* **Task instructions**
Exclude the pictures; give every entry again exactly as written.

(Data entries for graphics)

↓↓↓

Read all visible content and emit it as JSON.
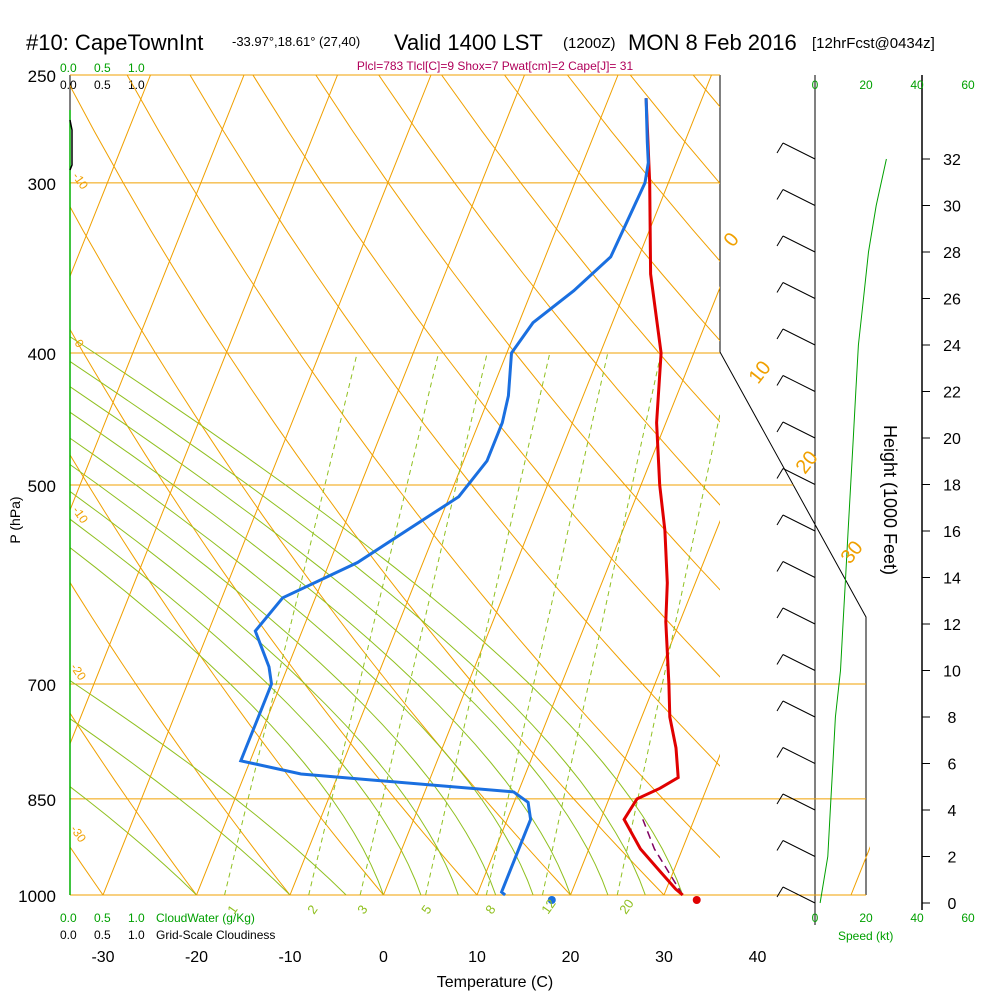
{
  "header": {
    "station": "#10: CapeTownInt",
    "coords": "-33.97°,18.61° (27,40)",
    "valid": "Valid 1400 LST",
    "zulu": "(1200Z)",
    "date": "MON 8 Feb 2016",
    "forecast": "[12hrFcst@0434z]",
    "params": "Plcl=783 Tlcl[C]=9 Shox=7 Pwat[cm]=2 Cape[J]= 31"
  },
  "colors": {
    "temperature": "#e00000",
    "dewpoint": "#1a6fe0",
    "isotherm": "#f0a000",
    "dry_adiabat": "#f0a000",
    "moist_adiabat": "#90c020",
    "mixing_ratio": "#90c020",
    "cloud": "#00a000",
    "params": "#b0005a",
    "parcel": "#800060"
  },
  "chart_data": {
    "type": "line",
    "title": "#10: CapeTownInt",
    "xlabel": "Temperature (C)",
    "ylabel": "P (hPa)",
    "xlim": [
      -34,
      46
    ],
    "ylim": [
      1000,
      250
    ],
    "y_scale": "log",
    "x_ticks": [
      "-30",
      "-20",
      "-10",
      "0",
      "10",
      "20",
      "30",
      "40"
    ],
    "p_ticks": [
      "250",
      "300",
      "400",
      "500",
      "700",
      "850",
      "1000"
    ],
    "series": [
      {
        "name": "Temperature",
        "points": [
          [
            32,
            1000
          ],
          [
            31,
            990
          ],
          [
            28.5,
            960
          ],
          [
            25.5,
            925
          ],
          [
            22.5,
            880
          ],
          [
            23,
            850
          ],
          [
            25,
            835
          ],
          [
            26.5,
            820
          ],
          [
            25,
            780
          ],
          [
            23,
            740
          ],
          [
            21.5,
            700
          ],
          [
            18.5,
            630
          ],
          [
            17,
            590
          ],
          [
            14.5,
            540
          ],
          [
            12,
            500
          ],
          [
            9,
            450
          ],
          [
            6.5,
            400
          ],
          [
            2,
            350
          ],
          [
            -2,
            300
          ],
          [
            -6,
            260
          ]
        ]
      },
      {
        "name": "Dewpoint",
        "points": [
          [
            13,
            1000
          ],
          [
            12.5,
            995
          ],
          [
            12.5,
            960
          ],
          [
            12.5,
            920
          ],
          [
            12.5,
            880
          ],
          [
            11.5,
            855
          ],
          [
            9.5,
            840
          ],
          [
            -14,
            815
          ],
          [
            -21,
            797
          ],
          [
            -21,
            780
          ],
          [
            -21,
            740
          ],
          [
            -21,
            700
          ],
          [
            -22,
            680
          ],
          [
            -25,
            640
          ],
          [
            -23.5,
            605
          ],
          [
            -17,
            570
          ],
          [
            -9,
            510
          ],
          [
            -7.5,
            480
          ],
          [
            -7.5,
            450
          ],
          [
            -8,
            430
          ],
          [
            -9.5,
            400
          ],
          [
            -8.5,
            380
          ],
          [
            -5.5,
            360
          ],
          [
            -3,
            340
          ],
          [
            -2.5,
            300
          ],
          [
            -3,
            290
          ],
          [
            -4,
            280
          ],
          [
            -6,
            260
          ]
        ]
      }
    ],
    "parcel_path": [
      [
        32,
        1000
      ],
      [
        27,
        925
      ],
      [
        24.5,
        880
      ]
    ],
    "surface_temperature": 33.5,
    "surface_dewpoint": 18,
    "isotherm_labels": [
      "0",
      "10",
      "20",
      "30"
    ],
    "left_temp_labels": [
      "-10",
      "0",
      "-10",
      "-20",
      "-30"
    ],
    "mixing_ratio_labels": [
      "1",
      "2",
      "3",
      "5",
      "8",
      "12",
      "20"
    ],
    "height_axis": {
      "label": "Height (1000 Feet)",
      "ticks": [
        "0",
        "2",
        "4",
        "6",
        "8",
        "10",
        "12",
        "14",
        "16",
        "18",
        "20",
        "22",
        "24",
        "26",
        "28",
        "30",
        "32"
      ]
    },
    "speed_axis": {
      "label": "Speed (kt)",
      "ticks": [
        "0",
        "20",
        "40",
        "60"
      ]
    },
    "wind_speed_profile": [
      [
        0,
        2
      ],
      [
        2,
        5
      ],
      [
        4,
        6
      ],
      [
        6,
        7
      ],
      [
        8,
        8
      ],
      [
        10,
        10
      ],
      [
        12,
        11
      ],
      [
        14,
        12
      ],
      [
        16,
        13
      ],
      [
        18,
        14
      ],
      [
        20,
        15
      ],
      [
        22,
        16
      ],
      [
        24,
        17
      ],
      [
        26,
        19
      ],
      [
        28,
        21
      ],
      [
        30,
        24
      ],
      [
        32,
        28
      ]
    ],
    "cloud_scales": {
      "cloud_water_label": "CloudWater (g/Kg)",
      "cloudiness_label": "Grid-Scale Cloudiness",
      "ticks": [
        "0.0",
        "0.5",
        "1.0"
      ]
    },
    "grid": true
  }
}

↑↑↑

* **Exercise solution**
Read all visible content and emit it as JSON.
{
  "header": {
    "station": "#10: CapeTownInt",
    "coords": "-33.97°,18.61° (27,40)",
    "valid": "Valid 1400 LST",
    "zulu": "(1200Z)",
    "date": "MON 8 Feb 2016",
    "forecast": "[12hrFcst@0434z]",
    "params": "Plcl=783 Tlcl[C]=9 Shox=7 Pwat[cm]=2 Cape[J]= 31"
  },
  "colors": {
    "temperature": "#e00000",
    "dewpoint": "#1a6fe0",
    "isotherm": "#f0a000",
    "dry_adiabat": "#f0a000",
    "moist_adiabat": "#90c020",
    "mixing_ratio": "#90c020",
    "cloud": "#00a000",
    "params": "#b0005a",
    "parcel": "#800060"
  },
  "chart_data": {
    "type": "line",
    "title": "#10: CapeTownInt",
    "xlabel": "Temperature (C)",
    "ylabel": "P (hPa)",
    "xlim": [
      -34,
      46
    ],
    "ylim": [
      1000,
      250
    ],
    "y_scale": "log",
    "x_ticks": [
      "-30",
      "-20",
      "-10",
      "0",
      "10",
      "20",
      "30",
      "40"
    ],
    "p_ticks": [
      "250",
      "300",
      "400",
      "500",
      "700",
      "850",
      "1000"
    ],
    "series": [
      {
        "name": "Temperature",
        "points": [
          [
            32,
            1000
          ],
          [
            31,
            990
          ],
          [
            28.5,
            960
          ],
          [
            25.5,
            925
          ],
          [
            22.5,
            880
          ],
          [
            23,
            850
          ],
          [
            25,
            835
          ],
          [
            26.5,
            820
          ],
          [
            25,
            780
          ],
          [
            23,
            740
          ],
          [
            21.5,
            700
          ],
          [
            18.5,
            630
          ],
          [
            17,
            590
          ],
          [
            14.5,
            540
          ],
          [
            12,
            500
          ],
          [
            9,
            450
          ],
          [
            6.5,
            400
          ],
          [
            2,
            350
          ],
          [
            -2,
            300
          ],
          [
            -6,
            260
          ]
        ]
      },
      {
        "name": "Dewpoint",
        "points": [
          [
            13,
            1000
          ],
          [
            12.5,
            995
          ],
          [
            12.5,
            960
          ],
          [
            12.5,
            920
          ],
          [
            12.5,
            880
          ],
          [
            11.5,
            855
          ],
          [
            9.5,
            840
          ],
          [
            -14,
            815
          ],
          [
            -21,
            797
          ],
          [
            -21,
            780
          ],
          [
            -21,
            740
          ],
          [
            -21,
            700
          ],
          [
            -22,
            680
          ],
          [
            -25,
            640
          ],
          [
            -23.5,
            605
          ],
          [
            -17,
            570
          ],
          [
            -9,
            510
          ],
          [
            -7.5,
            480
          ],
          [
            -7.5,
            450
          ],
          [
            -8,
            430
          ],
          [
            -9.5,
            400
          ],
          [
            -8.5,
            380
          ],
          [
            -5.5,
            360
          ],
          [
            -3,
            340
          ],
          [
            -2.5,
            300
          ],
          [
            -3,
            290
          ],
          [
            -4,
            280
          ],
          [
            -6,
            260
          ]
        ]
      }
    ],
    "parcel_path": [
      [
        32,
        1000
      ],
      [
        27,
        925
      ],
      [
        24.5,
        880
      ]
    ],
    "surface_temperature": 33.5,
    "surface_dewpoint": 18,
    "isotherm_labels": [
      "0",
      "10",
      "20",
      "30"
    ],
    "left_temp_labels": [
      "-10",
      "0",
      "-10",
      "-20",
      "-30"
    ],
    "mixing_ratio_labels": [
      "1",
      "2",
      "3",
      "5",
      "8",
      "12",
      "20"
    ],
    "height_axis": {
      "label": "Height (1000 Feet)",
      "ticks": [
        "0",
        "2",
        "4",
        "6",
        "8",
        "10",
        "12",
        "14",
        "16",
        "18",
        "20",
        "22",
        "24",
        "26",
        "28",
        "30",
        "32"
      ]
    },
    "speed_axis": {
      "label": "Speed (kt)",
      "ticks": [
        "0",
        "20",
        "40",
        "60"
      ]
    },
    "wind_speed_profile": [
      [
        0,
        2
      ],
      [
        2,
        5
      ],
      [
        4,
        6
      ],
      [
        6,
        7
      ],
      [
        8,
        8
      ],
      [
        10,
        10
      ],
      [
        12,
        11
      ],
      [
        14,
        12
      ],
      [
        16,
        13
      ],
      [
        18,
        14
      ],
      [
        20,
        15
      ],
      [
        22,
        16
      ],
      [
        24,
        17
      ],
      [
        26,
        19
      ],
      [
        28,
        21
      ],
      [
        30,
        24
      ],
      [
        32,
        28
      ]
    ],
    "cloud_scales": {
      "cloud_water_label": "CloudWater (g/Kg)",
      "cloudiness_label": "Grid-Scale Cloudiness",
      "ticks": [
        "0.0",
        "0.5",
        "1.0"
      ]
    },
    "grid": true
  }
}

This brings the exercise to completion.